Your objective.
Present each line of the entries below that holds the word "ffffff".

Figure content listings:
* Start *

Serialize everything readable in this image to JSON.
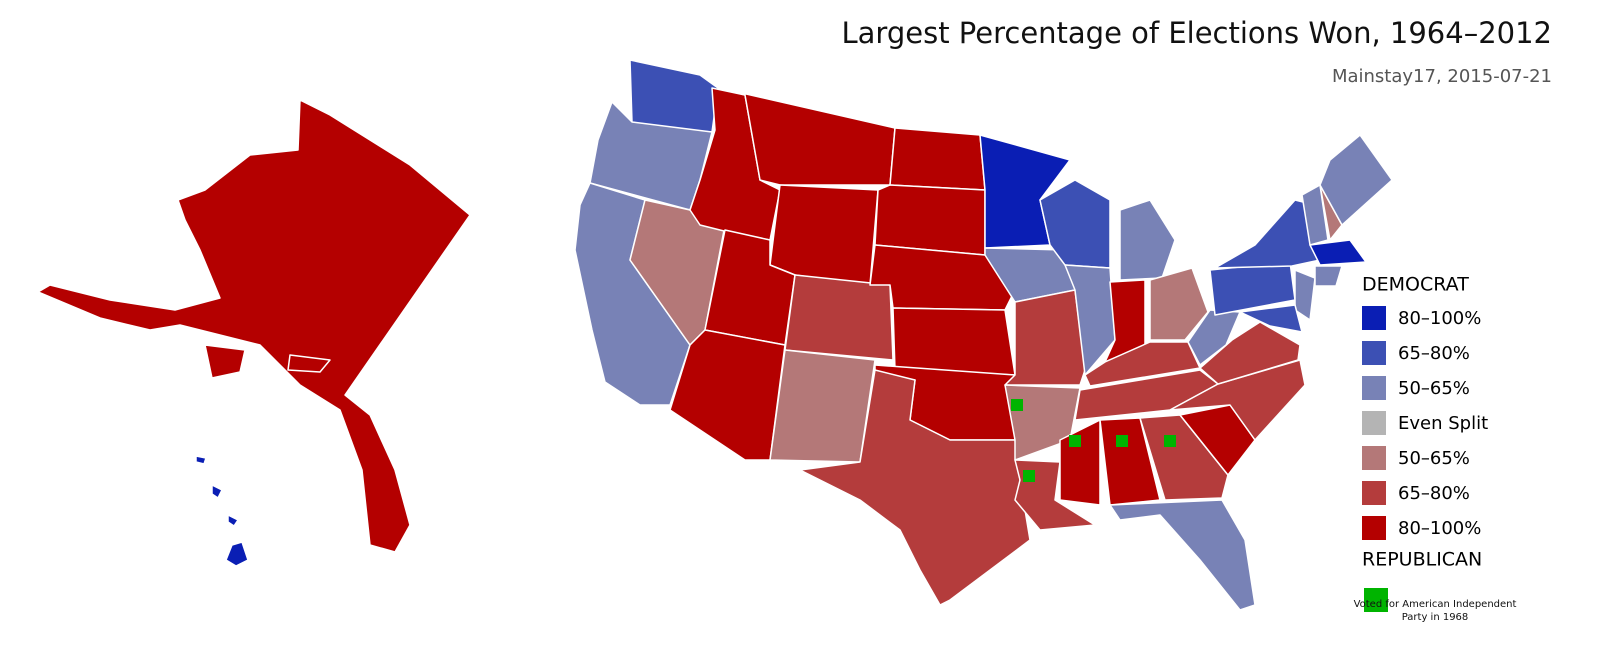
{
  "header": {
    "title": "Largest Percentage of Elections Won, 1964–2012",
    "subtitle": "Mainstay17, 2015-07-21"
  },
  "legend": {
    "top_label": "DEMOCRAT",
    "items": [
      {
        "label": "80–100%",
        "color": "#0a1eb4"
      },
      {
        "label": "65–80%",
        "color": "#3c50b4"
      },
      {
        "label": "50–65%",
        "color": "#7882b6"
      },
      {
        "label": "Even Split",
        "color": "#b4b4b4"
      },
      {
        "label": "50–65%",
        "color": "#b47878"
      },
      {
        "label": "65–80%",
        "color": "#b43c3c"
      },
      {
        "label": "80–100%",
        "color": "#b40000"
      }
    ],
    "bottom_label": "REPUBLICAN",
    "note": {
      "label": "Voted for American Independent Party in 1968",
      "color": "#00b400"
    }
  }
}
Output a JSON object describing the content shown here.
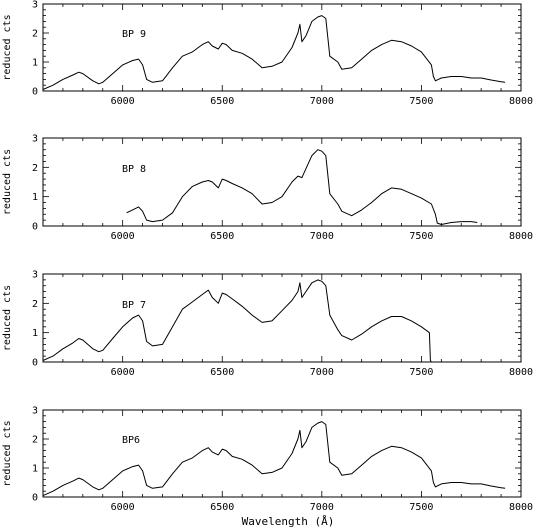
{
  "figure": {
    "xlabel": "Wavelength (Å)",
    "ylabel": "reduced cts"
  },
  "chart_data": [
    {
      "type": "line",
      "label": "BP 9",
      "ylabel": "reduced cts",
      "xlim": [
        5600,
        8000
      ],
      "ylim": [
        0,
        3
      ],
      "xticks": [
        6000,
        6500,
        7000,
        7500,
        8000
      ],
      "yticks": [
        0,
        1,
        2,
        3
      ],
      "x": [
        5600,
        5650,
        5700,
        5750,
        5780,
        5800,
        5850,
        5880,
        5900,
        5950,
        6000,
        6050,
        6080,
        6100,
        6120,
        6150,
        6200,
        6250,
        6300,
        6350,
        6400,
        6430,
        6450,
        6480,
        6500,
        6520,
        6550,
        6600,
        6650,
        6700,
        6750,
        6800,
        6850,
        6880,
        6890,
        6900,
        6920,
        6950,
        6980,
        7000,
        7020,
        7040,
        7080,
        7100,
        7150,
        7200,
        7250,
        7300,
        7350,
        7400,
        7450,
        7500,
        7550,
        7560,
        7570,
        7600,
        7650,
        7700,
        7750,
        7800,
        7850,
        7900,
        7920
      ],
      "y": [
        0.05,
        0.2,
        0.4,
        0.55,
        0.65,
        0.6,
        0.35,
        0.25,
        0.3,
        0.6,
        0.9,
        1.05,
        1.1,
        0.9,
        0.4,
        0.3,
        0.35,
        0.8,
        1.2,
        1.35,
        1.6,
        1.7,
        1.55,
        1.45,
        1.65,
        1.6,
        1.4,
        1.3,
        1.1,
        0.8,
        0.85,
        1.0,
        1.5,
        2.0,
        2.3,
        1.7,
        1.9,
        2.4,
        2.55,
        2.6,
        2.5,
        1.2,
        1.0,
        0.75,
        0.8,
        1.1,
        1.4,
        1.6,
        1.75,
        1.7,
        1.55,
        1.35,
        0.9,
        0.5,
        0.35,
        0.45,
        0.5,
        0.5,
        0.45,
        0.45,
        0.38,
        0.32,
        0.3
      ]
    },
    {
      "type": "line",
      "label": "BP 8",
      "ylabel": "reduced cts",
      "xlim": [
        5600,
        8000
      ],
      "ylim": [
        0,
        3
      ],
      "xticks": [
        6000,
        6500,
        7000,
        7500,
        8000
      ],
      "yticks": [
        0,
        1,
        2,
        3
      ],
      "x": [
        6020,
        6050,
        6080,
        6100,
        6120,
        6150,
        6200,
        6250,
        6300,
        6350,
        6400,
        6430,
        6450,
        6480,
        6500,
        6520,
        6550,
        6600,
        6650,
        6700,
        6750,
        6800,
        6850,
        6880,
        6900,
        6950,
        6980,
        7000,
        7020,
        7040,
        7080,
        7100,
        7150,
        7200,
        7250,
        7300,
        7350,
        7400,
        7450,
        7500,
        7550,
        7570,
        7580,
        7600,
        7650,
        7700,
        7750,
        7780
      ],
      "y": [
        0.45,
        0.55,
        0.65,
        0.5,
        0.2,
        0.15,
        0.2,
        0.45,
        1.0,
        1.35,
        1.5,
        1.55,
        1.5,
        1.3,
        1.6,
        1.55,
        1.45,
        1.3,
        1.1,
        0.75,
        0.8,
        1.0,
        1.5,
        1.7,
        1.65,
        2.4,
        2.6,
        2.55,
        2.4,
        1.1,
        0.75,
        0.5,
        0.35,
        0.55,
        0.8,
        1.1,
        1.3,
        1.25,
        1.1,
        0.95,
        0.75,
        0.4,
        0.1,
        0.05,
        0.12,
        0.15,
        0.15,
        0.12
      ]
    },
    {
      "type": "line",
      "label": "BP 7",
      "ylabel": "reduced cts",
      "xlim": [
        5600,
        8000
      ],
      "ylim": [
        0,
        3
      ],
      "xticks": [
        6000,
        6500,
        7000,
        7500,
        8000
      ],
      "yticks": [
        0,
        1,
        2,
        3
      ],
      "x": [
        5600,
        5650,
        5700,
        5750,
        5780,
        5800,
        5850,
        5880,
        5900,
        5950,
        6000,
        6050,
        6080,
        6100,
        6120,
        6150,
        6200,
        6250,
        6300,
        6350,
        6400,
        6430,
        6450,
        6480,
        6500,
        6520,
        6550,
        6600,
        6650,
        6700,
        6750,
        6800,
        6850,
        6880,
        6890,
        6900,
        6920,
        6950,
        6980,
        7000,
        7020,
        7040,
        7080,
        7100,
        7150,
        7200,
        7250,
        7300,
        7350,
        7400,
        7450,
        7500,
        7530,
        7540,
        7545,
        7550
      ],
      "y": [
        0.05,
        0.2,
        0.45,
        0.65,
        0.8,
        0.75,
        0.45,
        0.35,
        0.4,
        0.8,
        1.2,
        1.5,
        1.6,
        1.4,
        0.7,
        0.55,
        0.6,
        1.2,
        1.8,
        2.05,
        2.3,
        2.45,
        2.2,
        2.0,
        2.35,
        2.3,
        2.15,
        1.9,
        1.6,
        1.35,
        1.4,
        1.75,
        2.1,
        2.4,
        2.7,
        2.2,
        2.4,
        2.7,
        2.8,
        2.75,
        2.6,
        1.6,
        1.1,
        0.9,
        0.75,
        0.95,
        1.2,
        1.4,
        1.55,
        1.55,
        1.4,
        1.2,
        1.05,
        1.0,
        0.05,
        0.0
      ]
    },
    {
      "type": "line",
      "label": "BP6",
      "ylabel": "reduced cts",
      "xlim": [
        5600,
        8000
      ],
      "ylim": [
        0,
        3
      ],
      "xticks": [
        6000,
        6500,
        7000,
        7500,
        8000
      ],
      "yticks": [
        0,
        1,
        2,
        3
      ],
      "x": [
        5600,
        5650,
        5700,
        5750,
        5780,
        5800,
        5850,
        5880,
        5900,
        5950,
        6000,
        6050,
        6080,
        6100,
        6120,
        6150,
        6200,
        6250,
        6300,
        6350,
        6400,
        6430,
        6450,
        6480,
        6500,
        6520,
        6550,
        6600,
        6650,
        6700,
        6750,
        6800,
        6850,
        6880,
        6890,
        6900,
        6920,
        6950,
        6980,
        7000,
        7020,
        7040,
        7080,
        7100,
        7150,
        7200,
        7250,
        7300,
        7350,
        7400,
        7450,
        7500,
        7550,
        7560,
        7570,
        7600,
        7650,
        7700,
        7750,
        7800,
        7850,
        7900,
        7920
      ],
      "y": [
        0.05,
        0.2,
        0.4,
        0.55,
        0.65,
        0.6,
        0.35,
        0.25,
        0.3,
        0.6,
        0.9,
        1.05,
        1.1,
        0.9,
        0.4,
        0.3,
        0.35,
        0.8,
        1.2,
        1.35,
        1.6,
        1.7,
        1.55,
        1.45,
        1.65,
        1.6,
        1.4,
        1.3,
        1.1,
        0.8,
        0.85,
        1.0,
        1.5,
        2.0,
        2.3,
        1.7,
        1.9,
        2.4,
        2.55,
        2.6,
        2.5,
        1.2,
        1.0,
        0.75,
        0.8,
        1.1,
        1.4,
        1.6,
        1.75,
        1.7,
        1.55,
        1.35,
        0.9,
        0.5,
        0.35,
        0.45,
        0.5,
        0.5,
        0.45,
        0.45,
        0.38,
        0.32,
        0.3
      ]
    }
  ]
}
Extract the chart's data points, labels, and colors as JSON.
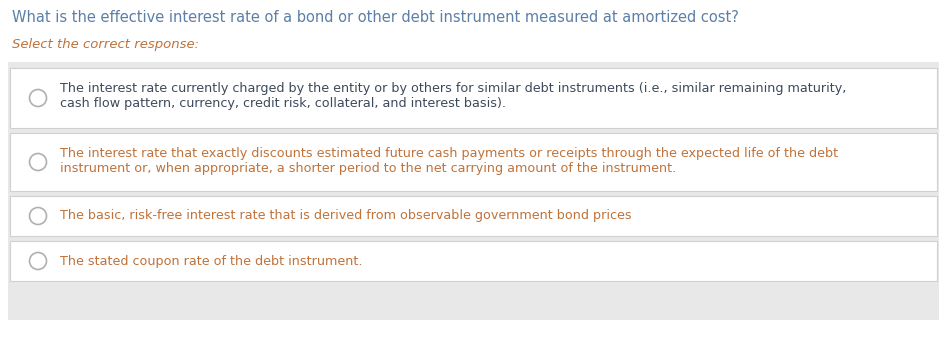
{
  "background_color": "#ffffff",
  "question_text": "What is the effective interest rate of a bond or other debt instrument measured at amortized cost?",
  "question_color": "#5b7fa6",
  "select_text": "Select the correct response:",
  "select_color": "#c0723a",
  "options": [
    {
      "lines": [
        "The interest rate currently charged by the entity or by others for similar debt instruments (i.e., similar remaining maturity,",
        "cash flow pattern, currency, credit risk, collateral, and interest basis)."
      ],
      "color": "#3d4a5c",
      "bg_color": "#f0f0f0"
    },
    {
      "lines": [
        "The interest rate that exactly discounts estimated future cash payments or receipts through the expected life of the debt",
        "instrument or, when appropriate, a shorter period to the net carrying amount of the instrument."
      ],
      "color": "#c0723a",
      "bg_color": "#f0f0f0"
    },
    {
      "lines": [
        "The basic, risk-free interest rate that is derived from observable government bond prices"
      ],
      "color": "#c0723a",
      "bg_color": "#f0f0f0"
    },
    {
      "lines": [
        "The stated coupon rate of the debt instrument."
      ],
      "color": "#c0723a",
      "bg_color": "#f0f0f0"
    }
  ],
  "circle_edge_color": "#b0b0b0",
  "circle_fill_color": "#ffffff",
  "box_edge_color": "#d0d0d0",
  "outer_bg": "#e8e8e8",
  "figwidth": 9.47,
  "figheight": 3.44,
  "dpi": 100
}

* End *

Written solution.
  "background_color": "#ffffff",
  "circle_fill_color": "#ffffff",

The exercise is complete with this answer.